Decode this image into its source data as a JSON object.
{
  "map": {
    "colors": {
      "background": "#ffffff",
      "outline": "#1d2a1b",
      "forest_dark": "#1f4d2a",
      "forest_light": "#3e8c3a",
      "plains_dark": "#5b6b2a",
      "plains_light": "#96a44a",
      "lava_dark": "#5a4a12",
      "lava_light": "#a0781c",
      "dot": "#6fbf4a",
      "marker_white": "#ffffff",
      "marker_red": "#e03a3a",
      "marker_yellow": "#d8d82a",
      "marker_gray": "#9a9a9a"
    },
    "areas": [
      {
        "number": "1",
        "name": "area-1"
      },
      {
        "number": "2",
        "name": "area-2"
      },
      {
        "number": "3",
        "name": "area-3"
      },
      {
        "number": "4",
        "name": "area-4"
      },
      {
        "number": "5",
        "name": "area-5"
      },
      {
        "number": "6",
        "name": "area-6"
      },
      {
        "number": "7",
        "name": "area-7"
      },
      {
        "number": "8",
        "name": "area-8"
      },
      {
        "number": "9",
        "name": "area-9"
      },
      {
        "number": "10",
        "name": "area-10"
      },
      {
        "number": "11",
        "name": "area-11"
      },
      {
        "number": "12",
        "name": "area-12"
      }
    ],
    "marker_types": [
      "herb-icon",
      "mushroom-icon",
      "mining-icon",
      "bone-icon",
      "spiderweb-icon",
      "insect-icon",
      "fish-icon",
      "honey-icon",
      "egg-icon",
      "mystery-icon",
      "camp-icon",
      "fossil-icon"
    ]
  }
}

━━━━━━━━━━

* Instruction *
Find every line that holds "name" and copy it.

* Exercise answer *
        "name": "area-1"
        "name": "area-2"
        "name": "area-3"
        "name": "area-4"
        "name": "area-5"
        "name": "area-6"
        "name": "area-7"
        "name": "area-8"
        "name": "area-9"
        "name": "area-10"
        "name": "area-11"
        "name": "area-12"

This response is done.